THE TASK => Across the listing below, how many lines hold "외국인보유수량"? Reply with the number by itself.
################
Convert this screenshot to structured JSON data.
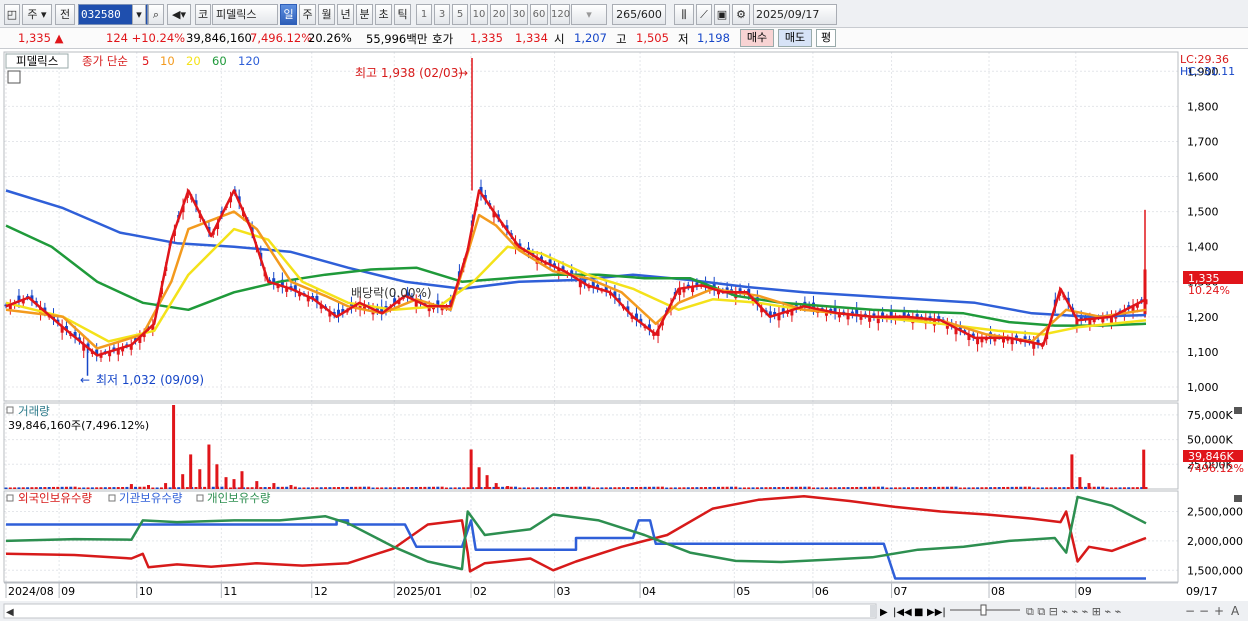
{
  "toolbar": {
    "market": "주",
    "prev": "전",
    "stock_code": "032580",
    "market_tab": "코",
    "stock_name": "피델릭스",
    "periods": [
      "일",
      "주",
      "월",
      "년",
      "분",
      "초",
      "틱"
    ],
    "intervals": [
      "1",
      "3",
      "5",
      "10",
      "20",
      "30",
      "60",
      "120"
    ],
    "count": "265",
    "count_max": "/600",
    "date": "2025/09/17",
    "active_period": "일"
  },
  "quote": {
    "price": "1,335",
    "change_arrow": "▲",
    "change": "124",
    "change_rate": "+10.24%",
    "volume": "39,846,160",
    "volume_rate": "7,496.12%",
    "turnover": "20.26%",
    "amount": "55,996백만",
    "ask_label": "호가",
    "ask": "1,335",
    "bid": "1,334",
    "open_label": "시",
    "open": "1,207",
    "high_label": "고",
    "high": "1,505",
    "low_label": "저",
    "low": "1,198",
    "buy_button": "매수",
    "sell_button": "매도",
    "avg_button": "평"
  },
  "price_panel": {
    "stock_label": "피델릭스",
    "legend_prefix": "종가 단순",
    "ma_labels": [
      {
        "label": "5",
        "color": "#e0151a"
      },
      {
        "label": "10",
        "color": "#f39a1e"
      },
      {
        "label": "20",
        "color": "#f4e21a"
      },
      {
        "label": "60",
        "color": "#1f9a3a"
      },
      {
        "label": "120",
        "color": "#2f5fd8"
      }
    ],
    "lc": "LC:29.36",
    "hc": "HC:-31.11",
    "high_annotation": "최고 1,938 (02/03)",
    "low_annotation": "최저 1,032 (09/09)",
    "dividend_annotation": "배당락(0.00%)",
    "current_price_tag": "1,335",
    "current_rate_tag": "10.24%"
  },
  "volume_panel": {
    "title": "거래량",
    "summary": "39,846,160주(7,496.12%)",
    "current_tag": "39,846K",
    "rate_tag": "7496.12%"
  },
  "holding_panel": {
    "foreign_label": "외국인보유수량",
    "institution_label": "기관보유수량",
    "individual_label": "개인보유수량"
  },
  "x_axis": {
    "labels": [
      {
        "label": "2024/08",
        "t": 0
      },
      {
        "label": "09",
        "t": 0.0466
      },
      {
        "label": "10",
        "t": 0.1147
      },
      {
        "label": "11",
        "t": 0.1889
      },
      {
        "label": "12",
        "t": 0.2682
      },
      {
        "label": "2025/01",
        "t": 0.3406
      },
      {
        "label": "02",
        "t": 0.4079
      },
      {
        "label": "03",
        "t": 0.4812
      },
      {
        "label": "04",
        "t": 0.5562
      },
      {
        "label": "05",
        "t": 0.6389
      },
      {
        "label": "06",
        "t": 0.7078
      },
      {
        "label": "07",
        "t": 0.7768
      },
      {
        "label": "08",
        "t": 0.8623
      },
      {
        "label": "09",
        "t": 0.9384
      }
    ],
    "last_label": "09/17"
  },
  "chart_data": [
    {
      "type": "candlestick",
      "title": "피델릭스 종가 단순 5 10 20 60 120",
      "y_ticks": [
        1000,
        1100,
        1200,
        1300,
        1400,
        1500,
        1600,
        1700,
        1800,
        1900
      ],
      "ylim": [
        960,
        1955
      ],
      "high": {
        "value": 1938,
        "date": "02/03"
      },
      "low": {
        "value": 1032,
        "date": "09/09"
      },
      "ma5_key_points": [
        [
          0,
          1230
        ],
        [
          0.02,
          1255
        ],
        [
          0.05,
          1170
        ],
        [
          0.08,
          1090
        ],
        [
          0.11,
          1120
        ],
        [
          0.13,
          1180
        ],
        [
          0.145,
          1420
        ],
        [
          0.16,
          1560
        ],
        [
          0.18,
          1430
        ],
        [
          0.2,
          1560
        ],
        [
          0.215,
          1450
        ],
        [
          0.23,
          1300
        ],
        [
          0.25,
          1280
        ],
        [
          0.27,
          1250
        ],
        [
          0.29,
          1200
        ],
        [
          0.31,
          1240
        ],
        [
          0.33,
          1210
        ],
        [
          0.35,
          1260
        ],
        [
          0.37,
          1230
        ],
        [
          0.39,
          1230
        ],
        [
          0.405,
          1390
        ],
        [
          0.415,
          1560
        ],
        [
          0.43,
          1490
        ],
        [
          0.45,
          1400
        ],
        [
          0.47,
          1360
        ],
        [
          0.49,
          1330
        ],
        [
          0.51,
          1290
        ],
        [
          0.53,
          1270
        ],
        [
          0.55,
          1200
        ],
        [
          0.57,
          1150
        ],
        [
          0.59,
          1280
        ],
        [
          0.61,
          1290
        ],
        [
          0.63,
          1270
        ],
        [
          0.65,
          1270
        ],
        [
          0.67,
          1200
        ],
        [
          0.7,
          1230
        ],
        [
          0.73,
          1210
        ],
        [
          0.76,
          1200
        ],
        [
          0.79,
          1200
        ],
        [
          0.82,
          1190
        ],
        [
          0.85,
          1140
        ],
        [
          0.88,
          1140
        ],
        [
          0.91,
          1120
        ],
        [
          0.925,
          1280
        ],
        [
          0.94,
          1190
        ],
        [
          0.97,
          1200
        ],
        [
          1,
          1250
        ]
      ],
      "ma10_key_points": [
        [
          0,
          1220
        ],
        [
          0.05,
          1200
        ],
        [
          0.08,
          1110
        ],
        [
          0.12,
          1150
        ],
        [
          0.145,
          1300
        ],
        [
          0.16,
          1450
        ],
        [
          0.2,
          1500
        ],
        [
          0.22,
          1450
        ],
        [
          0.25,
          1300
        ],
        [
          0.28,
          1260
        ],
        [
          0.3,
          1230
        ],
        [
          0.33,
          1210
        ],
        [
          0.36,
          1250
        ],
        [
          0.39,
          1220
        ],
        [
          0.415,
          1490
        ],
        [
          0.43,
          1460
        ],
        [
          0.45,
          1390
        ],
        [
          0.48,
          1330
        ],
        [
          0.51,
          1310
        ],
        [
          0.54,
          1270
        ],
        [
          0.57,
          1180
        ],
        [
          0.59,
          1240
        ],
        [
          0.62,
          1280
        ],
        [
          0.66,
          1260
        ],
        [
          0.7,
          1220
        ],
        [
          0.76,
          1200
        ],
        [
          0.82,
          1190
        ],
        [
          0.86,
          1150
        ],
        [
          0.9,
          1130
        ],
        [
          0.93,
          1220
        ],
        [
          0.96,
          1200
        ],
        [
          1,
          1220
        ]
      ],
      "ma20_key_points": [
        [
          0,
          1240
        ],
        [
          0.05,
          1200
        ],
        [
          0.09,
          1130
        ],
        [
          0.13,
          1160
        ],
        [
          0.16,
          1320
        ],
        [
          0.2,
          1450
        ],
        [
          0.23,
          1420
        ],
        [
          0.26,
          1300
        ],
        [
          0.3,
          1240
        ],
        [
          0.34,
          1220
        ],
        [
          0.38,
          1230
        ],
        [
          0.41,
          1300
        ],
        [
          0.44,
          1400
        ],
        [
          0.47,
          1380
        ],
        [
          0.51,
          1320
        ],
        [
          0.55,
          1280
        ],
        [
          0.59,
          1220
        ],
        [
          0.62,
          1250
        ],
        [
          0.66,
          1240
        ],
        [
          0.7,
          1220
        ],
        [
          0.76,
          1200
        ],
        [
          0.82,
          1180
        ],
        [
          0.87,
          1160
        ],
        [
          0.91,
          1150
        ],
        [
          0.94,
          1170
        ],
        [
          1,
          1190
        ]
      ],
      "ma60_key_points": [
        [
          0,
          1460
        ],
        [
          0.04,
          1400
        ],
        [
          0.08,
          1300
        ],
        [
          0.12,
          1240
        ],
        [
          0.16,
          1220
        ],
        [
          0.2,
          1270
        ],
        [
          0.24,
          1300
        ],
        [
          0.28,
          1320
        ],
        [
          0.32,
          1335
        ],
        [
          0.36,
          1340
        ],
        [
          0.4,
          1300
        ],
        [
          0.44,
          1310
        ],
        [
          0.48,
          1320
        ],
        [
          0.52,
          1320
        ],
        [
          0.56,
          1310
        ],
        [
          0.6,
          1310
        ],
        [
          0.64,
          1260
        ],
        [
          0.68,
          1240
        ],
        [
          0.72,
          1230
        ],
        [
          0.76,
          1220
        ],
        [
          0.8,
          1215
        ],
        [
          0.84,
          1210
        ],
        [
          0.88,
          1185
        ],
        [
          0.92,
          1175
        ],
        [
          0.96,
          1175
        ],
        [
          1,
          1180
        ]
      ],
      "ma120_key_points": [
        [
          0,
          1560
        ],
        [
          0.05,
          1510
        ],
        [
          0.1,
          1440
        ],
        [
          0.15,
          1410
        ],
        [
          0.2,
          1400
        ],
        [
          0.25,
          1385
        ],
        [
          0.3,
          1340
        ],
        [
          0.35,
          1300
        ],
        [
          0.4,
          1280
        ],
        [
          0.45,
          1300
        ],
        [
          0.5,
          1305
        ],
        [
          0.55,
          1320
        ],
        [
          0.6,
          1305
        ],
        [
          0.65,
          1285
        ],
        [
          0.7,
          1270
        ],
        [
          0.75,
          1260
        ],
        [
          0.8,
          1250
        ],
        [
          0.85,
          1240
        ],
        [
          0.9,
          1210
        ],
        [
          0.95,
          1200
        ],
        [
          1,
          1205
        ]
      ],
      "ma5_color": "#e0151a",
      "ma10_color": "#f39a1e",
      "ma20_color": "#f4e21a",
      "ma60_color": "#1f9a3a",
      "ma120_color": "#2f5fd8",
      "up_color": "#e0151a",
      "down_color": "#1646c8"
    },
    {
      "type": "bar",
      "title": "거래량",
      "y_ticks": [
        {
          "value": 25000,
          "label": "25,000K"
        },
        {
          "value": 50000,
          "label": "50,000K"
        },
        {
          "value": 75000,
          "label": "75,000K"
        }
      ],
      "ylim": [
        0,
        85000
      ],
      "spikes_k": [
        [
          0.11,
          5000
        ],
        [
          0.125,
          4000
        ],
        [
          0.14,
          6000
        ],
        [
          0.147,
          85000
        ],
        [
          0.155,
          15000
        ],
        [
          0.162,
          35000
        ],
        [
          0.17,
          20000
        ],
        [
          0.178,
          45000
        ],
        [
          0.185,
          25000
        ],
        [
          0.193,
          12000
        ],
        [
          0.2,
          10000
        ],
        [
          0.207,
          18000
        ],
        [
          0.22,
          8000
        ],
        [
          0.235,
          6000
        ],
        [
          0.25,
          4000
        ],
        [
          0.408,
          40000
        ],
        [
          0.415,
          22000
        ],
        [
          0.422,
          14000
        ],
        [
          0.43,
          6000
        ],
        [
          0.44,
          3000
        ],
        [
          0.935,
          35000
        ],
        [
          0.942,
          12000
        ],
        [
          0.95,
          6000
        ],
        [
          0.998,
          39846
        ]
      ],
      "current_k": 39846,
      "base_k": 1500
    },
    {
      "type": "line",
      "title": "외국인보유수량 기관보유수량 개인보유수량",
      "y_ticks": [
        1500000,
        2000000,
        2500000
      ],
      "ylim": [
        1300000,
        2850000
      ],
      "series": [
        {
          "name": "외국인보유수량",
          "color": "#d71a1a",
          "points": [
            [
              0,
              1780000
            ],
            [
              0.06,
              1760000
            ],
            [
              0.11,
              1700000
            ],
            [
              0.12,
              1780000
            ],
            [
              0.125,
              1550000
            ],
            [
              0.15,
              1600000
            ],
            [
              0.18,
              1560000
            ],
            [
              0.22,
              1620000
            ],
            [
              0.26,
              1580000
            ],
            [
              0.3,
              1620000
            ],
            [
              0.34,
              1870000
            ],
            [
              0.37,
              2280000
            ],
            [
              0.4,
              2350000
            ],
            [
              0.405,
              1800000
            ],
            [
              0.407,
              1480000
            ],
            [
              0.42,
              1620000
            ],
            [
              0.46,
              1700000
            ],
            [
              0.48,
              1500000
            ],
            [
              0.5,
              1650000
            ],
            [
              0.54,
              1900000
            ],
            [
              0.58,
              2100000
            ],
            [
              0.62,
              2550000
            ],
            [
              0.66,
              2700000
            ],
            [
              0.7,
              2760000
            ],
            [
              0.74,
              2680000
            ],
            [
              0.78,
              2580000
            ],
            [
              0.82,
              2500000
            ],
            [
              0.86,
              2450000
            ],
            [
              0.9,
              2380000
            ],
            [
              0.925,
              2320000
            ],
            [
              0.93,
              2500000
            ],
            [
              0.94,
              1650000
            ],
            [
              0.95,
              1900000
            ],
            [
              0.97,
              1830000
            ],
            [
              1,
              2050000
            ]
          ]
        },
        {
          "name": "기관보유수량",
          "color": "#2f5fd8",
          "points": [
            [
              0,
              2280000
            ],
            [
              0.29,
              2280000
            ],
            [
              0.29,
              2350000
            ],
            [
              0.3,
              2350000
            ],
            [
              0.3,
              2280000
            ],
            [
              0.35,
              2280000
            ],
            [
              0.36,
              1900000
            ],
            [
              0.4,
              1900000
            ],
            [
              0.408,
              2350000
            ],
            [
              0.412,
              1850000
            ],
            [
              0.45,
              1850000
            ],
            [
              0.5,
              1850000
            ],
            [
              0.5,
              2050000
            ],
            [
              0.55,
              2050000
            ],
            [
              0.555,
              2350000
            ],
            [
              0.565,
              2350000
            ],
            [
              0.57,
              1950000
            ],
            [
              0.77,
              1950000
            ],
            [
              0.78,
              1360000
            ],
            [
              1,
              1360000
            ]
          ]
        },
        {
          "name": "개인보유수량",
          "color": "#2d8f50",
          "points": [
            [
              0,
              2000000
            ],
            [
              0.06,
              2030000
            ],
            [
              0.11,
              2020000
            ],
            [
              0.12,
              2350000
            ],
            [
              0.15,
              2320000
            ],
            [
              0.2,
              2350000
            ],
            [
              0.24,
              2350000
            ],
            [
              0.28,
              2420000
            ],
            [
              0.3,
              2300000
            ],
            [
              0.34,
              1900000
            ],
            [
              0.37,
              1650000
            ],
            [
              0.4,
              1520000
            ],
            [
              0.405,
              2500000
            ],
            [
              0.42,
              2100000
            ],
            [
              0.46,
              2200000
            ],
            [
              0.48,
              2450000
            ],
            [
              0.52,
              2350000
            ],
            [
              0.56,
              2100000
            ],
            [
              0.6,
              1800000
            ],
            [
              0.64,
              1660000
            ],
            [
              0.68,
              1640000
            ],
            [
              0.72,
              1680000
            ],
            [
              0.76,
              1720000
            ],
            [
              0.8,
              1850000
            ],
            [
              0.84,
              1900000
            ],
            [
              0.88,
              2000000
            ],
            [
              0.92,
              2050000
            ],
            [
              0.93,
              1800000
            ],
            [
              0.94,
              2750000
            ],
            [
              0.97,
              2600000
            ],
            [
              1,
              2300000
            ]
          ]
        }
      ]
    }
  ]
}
################
ANSWER TO THE PROBLEM => 3